**Request:**
Copy out every line in the entries below that includes "yexiaoyu".

**Raw records:**
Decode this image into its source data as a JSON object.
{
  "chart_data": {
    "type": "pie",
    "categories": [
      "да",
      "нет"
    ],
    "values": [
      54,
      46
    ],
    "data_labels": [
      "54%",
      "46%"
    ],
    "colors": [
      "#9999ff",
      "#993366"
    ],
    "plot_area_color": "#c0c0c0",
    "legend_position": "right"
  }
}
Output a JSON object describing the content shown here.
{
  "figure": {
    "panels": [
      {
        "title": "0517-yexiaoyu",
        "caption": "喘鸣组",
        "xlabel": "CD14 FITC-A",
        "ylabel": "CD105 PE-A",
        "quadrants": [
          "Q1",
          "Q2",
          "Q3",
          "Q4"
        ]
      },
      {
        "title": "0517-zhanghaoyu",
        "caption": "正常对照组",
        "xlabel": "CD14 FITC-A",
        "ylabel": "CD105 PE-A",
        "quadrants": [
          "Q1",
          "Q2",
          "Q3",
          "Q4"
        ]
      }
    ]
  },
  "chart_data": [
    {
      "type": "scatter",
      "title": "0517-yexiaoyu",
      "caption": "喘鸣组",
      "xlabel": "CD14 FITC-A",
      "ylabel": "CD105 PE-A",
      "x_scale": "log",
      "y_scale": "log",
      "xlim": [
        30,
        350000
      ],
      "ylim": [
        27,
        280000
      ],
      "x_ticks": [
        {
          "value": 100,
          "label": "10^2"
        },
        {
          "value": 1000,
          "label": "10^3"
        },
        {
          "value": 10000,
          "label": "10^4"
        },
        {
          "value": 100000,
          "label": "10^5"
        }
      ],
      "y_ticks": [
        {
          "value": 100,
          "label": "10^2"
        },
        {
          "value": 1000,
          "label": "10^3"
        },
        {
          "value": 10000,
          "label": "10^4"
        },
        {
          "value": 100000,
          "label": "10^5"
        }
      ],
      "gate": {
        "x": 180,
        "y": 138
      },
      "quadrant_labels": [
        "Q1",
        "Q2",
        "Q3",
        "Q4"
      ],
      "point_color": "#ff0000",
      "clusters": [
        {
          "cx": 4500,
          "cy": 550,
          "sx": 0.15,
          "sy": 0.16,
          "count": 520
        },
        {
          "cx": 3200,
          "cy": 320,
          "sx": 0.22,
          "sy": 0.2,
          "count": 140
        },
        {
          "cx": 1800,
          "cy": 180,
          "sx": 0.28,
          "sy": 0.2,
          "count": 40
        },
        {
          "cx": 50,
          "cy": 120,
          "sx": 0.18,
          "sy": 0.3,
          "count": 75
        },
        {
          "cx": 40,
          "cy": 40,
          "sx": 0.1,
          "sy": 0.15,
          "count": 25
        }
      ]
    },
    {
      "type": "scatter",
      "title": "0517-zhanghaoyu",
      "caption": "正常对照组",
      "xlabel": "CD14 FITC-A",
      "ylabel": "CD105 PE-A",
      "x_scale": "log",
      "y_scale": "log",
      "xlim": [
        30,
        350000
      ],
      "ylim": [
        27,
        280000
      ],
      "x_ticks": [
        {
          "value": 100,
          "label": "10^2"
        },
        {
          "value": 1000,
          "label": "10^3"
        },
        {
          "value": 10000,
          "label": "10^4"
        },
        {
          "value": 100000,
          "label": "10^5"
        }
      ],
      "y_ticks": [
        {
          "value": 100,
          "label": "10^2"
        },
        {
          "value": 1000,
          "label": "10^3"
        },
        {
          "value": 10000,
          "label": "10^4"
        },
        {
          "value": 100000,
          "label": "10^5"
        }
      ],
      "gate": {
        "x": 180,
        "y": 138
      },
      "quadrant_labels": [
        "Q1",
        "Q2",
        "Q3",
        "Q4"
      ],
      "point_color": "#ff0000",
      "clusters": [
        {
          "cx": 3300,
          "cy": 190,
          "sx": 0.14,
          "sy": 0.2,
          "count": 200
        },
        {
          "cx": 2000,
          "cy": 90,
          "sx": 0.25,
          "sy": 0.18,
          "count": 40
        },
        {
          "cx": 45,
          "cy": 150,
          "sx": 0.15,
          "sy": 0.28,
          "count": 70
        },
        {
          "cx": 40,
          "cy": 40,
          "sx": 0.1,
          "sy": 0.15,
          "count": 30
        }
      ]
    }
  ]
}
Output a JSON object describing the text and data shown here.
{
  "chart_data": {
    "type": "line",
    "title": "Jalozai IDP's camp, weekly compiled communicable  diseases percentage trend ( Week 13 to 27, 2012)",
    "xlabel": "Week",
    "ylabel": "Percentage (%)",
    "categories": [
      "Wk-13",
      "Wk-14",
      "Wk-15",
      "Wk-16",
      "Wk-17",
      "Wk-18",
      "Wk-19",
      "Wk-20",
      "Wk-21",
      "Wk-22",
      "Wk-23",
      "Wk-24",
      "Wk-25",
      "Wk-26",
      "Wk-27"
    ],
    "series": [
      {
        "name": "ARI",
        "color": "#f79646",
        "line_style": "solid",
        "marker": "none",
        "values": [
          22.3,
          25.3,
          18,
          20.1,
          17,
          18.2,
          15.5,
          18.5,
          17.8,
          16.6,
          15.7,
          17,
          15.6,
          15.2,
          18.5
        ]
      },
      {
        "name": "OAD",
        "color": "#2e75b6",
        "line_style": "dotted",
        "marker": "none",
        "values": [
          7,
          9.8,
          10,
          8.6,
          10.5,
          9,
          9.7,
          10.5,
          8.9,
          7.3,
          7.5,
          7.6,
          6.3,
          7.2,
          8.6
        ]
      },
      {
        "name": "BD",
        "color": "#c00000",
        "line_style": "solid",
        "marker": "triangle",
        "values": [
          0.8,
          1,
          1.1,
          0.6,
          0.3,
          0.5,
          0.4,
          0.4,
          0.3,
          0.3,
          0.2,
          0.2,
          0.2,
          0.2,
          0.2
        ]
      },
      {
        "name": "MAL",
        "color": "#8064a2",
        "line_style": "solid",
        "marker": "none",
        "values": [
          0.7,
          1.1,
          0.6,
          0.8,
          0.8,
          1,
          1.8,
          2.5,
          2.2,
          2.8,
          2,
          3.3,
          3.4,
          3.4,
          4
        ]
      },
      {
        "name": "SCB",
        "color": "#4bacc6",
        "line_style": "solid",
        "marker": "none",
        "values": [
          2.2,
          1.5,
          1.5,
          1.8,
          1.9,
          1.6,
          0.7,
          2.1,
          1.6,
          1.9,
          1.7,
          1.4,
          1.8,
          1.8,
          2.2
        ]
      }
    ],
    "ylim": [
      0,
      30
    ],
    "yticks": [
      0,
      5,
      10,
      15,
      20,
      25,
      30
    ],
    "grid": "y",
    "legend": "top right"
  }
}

**Reply:**
        "title": "0517-yexiaoyu",
      "title": "0517-yexiaoyu",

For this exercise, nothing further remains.